• **DESCRIPTION OF THE TASK**: Work out how many lines of the records hold the string "icon", and reply with that number alone.

• **DATA FOR THIS TASK**:
** Begin **

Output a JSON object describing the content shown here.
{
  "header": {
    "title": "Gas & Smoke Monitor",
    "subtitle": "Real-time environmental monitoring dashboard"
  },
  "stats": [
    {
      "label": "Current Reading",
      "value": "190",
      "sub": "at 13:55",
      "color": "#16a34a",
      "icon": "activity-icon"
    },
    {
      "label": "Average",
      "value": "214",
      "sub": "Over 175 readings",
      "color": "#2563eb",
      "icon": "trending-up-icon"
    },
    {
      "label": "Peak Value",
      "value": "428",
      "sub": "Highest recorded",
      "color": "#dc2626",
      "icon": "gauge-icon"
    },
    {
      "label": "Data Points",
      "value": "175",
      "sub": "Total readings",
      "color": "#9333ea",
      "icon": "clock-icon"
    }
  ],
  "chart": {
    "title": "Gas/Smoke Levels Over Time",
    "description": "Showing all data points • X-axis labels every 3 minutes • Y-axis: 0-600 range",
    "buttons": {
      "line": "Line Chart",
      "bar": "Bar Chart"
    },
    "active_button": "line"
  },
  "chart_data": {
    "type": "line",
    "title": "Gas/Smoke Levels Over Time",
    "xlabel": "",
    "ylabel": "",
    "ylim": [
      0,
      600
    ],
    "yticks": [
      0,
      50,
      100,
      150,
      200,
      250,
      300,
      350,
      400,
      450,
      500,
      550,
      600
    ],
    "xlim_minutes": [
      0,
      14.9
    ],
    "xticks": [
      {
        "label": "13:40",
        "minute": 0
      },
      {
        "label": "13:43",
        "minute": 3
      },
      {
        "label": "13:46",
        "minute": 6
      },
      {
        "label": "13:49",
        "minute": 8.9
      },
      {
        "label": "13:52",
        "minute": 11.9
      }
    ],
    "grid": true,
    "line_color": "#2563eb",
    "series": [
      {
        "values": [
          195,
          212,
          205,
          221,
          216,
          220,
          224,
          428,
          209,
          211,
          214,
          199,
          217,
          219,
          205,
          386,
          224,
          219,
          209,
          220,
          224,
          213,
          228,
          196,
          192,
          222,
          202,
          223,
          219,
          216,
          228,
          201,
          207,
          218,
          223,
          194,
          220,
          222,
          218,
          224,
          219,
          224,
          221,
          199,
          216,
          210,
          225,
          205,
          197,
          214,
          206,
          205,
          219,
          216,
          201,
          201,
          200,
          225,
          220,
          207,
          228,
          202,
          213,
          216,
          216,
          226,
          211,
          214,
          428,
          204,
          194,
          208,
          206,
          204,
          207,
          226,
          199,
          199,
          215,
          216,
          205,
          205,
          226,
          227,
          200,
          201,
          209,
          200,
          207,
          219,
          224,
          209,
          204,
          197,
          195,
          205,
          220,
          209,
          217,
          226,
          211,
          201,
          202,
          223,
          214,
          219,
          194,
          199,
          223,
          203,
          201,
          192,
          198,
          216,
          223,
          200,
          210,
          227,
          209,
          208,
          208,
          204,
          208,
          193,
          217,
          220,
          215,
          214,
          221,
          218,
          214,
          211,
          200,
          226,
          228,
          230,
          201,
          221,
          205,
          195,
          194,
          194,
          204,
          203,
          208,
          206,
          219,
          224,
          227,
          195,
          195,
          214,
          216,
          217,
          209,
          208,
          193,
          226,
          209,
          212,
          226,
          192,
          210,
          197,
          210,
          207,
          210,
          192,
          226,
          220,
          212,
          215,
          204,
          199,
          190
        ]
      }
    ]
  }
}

** End **

• **ANSWER FOR THIS EXERCISE**: 4